• Aim of the task:
Say how many lines contain "complete", using only the number.

[Extracted data entries]

* * * *

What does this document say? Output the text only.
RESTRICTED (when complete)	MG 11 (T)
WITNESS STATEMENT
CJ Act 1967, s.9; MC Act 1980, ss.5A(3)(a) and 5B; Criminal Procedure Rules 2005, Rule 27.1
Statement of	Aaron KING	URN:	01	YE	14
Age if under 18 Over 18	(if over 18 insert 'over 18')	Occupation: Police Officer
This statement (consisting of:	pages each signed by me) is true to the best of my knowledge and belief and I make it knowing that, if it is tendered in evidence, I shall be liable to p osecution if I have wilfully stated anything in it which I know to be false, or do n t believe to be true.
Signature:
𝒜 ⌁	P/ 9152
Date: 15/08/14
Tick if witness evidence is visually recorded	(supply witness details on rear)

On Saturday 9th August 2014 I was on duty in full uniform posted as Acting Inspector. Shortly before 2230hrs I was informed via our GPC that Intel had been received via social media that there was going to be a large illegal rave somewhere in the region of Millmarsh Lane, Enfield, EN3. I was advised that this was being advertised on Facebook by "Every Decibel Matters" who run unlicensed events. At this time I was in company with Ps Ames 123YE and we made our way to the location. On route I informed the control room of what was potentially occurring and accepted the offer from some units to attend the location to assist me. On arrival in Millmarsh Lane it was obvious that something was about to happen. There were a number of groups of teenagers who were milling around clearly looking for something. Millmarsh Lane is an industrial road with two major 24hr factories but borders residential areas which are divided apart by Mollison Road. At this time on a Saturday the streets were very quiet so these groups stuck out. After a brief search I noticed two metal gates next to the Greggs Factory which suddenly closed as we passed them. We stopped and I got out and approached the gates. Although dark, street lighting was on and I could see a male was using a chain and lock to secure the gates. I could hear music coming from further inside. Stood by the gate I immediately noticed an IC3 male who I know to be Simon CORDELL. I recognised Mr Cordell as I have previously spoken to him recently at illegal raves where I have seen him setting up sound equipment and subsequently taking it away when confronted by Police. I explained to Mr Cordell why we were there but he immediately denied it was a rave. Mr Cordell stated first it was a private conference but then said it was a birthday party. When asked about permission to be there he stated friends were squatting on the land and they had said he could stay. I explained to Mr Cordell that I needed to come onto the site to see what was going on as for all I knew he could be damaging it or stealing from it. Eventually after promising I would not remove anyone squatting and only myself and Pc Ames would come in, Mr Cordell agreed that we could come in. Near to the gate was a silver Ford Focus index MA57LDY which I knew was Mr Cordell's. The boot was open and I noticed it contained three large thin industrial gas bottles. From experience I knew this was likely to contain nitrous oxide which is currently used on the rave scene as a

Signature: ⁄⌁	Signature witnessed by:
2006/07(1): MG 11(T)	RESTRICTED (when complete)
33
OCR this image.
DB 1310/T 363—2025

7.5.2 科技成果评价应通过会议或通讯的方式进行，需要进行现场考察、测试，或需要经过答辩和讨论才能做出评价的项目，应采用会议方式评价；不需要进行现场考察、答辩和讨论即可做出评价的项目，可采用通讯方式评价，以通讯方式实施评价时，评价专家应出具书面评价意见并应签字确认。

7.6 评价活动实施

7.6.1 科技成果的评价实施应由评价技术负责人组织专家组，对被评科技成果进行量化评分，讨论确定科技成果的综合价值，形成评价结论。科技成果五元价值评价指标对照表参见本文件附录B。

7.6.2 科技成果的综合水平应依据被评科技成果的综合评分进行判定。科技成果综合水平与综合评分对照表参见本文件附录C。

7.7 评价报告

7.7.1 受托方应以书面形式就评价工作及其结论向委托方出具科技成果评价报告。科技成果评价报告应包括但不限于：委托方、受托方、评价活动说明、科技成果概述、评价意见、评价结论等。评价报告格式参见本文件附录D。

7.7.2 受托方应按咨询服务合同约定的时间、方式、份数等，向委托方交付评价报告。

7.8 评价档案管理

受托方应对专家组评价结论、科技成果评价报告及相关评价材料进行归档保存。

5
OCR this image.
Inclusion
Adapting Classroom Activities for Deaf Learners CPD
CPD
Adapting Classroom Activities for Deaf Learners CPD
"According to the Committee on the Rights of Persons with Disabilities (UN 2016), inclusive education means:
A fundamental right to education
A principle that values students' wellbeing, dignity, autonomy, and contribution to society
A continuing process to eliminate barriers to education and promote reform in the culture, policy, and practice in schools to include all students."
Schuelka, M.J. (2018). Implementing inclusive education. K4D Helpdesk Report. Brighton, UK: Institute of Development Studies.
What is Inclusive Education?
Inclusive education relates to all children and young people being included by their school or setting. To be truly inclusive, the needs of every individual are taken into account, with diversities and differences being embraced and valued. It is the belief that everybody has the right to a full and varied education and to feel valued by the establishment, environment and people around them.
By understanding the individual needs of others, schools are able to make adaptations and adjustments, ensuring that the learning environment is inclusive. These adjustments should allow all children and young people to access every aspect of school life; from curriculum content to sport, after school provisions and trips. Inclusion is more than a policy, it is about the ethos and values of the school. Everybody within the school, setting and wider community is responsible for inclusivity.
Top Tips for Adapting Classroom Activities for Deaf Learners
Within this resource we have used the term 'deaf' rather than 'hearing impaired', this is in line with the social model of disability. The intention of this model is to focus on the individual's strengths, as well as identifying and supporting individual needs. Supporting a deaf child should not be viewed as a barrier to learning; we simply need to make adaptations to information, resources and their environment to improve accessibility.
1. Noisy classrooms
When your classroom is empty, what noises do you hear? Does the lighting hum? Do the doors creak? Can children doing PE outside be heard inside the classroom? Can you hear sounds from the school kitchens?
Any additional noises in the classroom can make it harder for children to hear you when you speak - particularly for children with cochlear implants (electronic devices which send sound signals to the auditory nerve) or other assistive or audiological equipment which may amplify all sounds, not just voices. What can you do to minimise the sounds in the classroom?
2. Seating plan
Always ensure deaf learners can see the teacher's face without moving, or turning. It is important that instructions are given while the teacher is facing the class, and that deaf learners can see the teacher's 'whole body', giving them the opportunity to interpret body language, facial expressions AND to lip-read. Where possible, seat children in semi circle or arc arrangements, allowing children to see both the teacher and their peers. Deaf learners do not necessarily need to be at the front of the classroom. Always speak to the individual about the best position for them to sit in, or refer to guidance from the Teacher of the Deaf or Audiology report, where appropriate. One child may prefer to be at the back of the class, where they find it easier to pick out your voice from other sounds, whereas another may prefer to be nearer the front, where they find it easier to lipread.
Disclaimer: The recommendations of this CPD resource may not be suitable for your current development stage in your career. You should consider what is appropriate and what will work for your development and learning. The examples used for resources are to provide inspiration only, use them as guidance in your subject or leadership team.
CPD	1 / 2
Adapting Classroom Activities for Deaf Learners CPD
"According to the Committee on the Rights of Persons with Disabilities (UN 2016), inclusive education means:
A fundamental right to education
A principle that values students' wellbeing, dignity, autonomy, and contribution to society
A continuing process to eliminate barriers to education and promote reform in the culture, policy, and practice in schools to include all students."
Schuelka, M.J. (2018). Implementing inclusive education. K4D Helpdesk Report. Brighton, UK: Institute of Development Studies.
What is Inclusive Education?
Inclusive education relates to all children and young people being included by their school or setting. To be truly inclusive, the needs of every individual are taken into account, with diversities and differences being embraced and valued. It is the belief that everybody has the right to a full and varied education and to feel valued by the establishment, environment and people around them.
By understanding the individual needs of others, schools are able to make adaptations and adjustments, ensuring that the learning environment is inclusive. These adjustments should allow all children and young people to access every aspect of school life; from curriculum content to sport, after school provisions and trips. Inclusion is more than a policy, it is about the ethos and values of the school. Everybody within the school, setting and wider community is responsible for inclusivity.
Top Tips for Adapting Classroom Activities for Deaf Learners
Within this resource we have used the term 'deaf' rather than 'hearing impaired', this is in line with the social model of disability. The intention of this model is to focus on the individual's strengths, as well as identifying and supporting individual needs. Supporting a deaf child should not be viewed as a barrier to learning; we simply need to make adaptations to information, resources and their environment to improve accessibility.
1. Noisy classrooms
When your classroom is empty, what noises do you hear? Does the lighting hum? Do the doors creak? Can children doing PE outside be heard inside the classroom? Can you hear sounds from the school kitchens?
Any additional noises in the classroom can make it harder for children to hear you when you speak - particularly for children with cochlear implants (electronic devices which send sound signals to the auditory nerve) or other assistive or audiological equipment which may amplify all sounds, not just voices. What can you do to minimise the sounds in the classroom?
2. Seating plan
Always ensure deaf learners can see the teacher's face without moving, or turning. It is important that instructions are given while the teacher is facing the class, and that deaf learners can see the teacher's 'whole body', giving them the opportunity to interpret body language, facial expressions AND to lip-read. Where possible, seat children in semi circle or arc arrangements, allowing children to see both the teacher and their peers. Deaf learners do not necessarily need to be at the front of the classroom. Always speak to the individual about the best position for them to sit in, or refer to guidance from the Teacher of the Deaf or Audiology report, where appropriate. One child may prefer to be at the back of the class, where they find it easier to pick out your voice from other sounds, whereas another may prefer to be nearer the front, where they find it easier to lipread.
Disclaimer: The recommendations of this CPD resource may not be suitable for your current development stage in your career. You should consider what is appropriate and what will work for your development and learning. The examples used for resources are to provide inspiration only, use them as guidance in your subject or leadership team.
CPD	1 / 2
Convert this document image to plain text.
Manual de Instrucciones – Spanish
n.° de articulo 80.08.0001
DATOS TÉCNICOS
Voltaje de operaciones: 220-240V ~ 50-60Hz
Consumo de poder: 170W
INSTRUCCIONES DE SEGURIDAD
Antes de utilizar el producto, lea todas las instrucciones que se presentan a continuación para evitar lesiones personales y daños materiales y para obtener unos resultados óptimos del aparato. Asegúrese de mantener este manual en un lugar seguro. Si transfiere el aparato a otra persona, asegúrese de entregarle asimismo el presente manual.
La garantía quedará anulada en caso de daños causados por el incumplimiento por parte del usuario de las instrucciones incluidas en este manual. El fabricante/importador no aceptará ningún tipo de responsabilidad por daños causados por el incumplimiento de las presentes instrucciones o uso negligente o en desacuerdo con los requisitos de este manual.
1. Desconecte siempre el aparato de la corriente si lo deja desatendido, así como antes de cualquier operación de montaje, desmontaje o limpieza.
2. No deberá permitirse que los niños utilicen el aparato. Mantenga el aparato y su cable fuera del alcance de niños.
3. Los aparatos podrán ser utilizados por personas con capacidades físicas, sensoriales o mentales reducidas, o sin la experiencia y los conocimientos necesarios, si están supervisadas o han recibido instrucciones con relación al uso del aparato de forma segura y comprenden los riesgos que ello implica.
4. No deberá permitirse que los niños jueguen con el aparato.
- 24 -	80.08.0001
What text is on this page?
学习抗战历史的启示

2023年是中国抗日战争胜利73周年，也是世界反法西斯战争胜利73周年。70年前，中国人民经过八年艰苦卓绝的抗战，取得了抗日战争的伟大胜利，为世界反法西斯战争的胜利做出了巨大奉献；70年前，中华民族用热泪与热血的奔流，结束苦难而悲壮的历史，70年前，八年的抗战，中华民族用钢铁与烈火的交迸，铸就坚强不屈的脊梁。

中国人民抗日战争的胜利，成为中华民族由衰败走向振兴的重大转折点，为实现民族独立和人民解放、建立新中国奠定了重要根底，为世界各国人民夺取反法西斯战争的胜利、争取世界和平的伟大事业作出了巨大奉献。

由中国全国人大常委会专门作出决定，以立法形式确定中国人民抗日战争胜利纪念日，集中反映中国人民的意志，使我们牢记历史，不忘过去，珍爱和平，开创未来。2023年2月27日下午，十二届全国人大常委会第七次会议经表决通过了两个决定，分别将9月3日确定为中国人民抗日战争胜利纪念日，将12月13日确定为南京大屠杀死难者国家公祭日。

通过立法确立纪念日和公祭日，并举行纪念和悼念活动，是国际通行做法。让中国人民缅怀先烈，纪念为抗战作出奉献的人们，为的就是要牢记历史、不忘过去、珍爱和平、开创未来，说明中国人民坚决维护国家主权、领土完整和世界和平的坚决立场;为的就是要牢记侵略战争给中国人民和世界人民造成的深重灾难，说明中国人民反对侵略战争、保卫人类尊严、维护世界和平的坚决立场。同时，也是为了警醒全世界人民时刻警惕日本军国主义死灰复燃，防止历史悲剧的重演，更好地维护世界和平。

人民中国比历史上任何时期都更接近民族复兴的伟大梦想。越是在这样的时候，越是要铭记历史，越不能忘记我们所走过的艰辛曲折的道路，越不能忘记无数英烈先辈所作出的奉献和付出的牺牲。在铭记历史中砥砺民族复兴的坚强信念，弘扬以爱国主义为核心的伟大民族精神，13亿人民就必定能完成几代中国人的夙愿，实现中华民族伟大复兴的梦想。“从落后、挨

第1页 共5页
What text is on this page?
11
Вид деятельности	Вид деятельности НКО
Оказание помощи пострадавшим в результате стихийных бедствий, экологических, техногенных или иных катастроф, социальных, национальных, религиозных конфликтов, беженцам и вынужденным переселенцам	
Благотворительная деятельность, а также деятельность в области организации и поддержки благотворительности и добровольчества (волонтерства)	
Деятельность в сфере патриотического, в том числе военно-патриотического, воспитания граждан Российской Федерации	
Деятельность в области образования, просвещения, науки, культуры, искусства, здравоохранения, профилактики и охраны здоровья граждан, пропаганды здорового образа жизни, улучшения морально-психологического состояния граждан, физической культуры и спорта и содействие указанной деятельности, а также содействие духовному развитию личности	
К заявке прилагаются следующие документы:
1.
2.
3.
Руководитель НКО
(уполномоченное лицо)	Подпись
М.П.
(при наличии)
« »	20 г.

* * * *

• Output:
2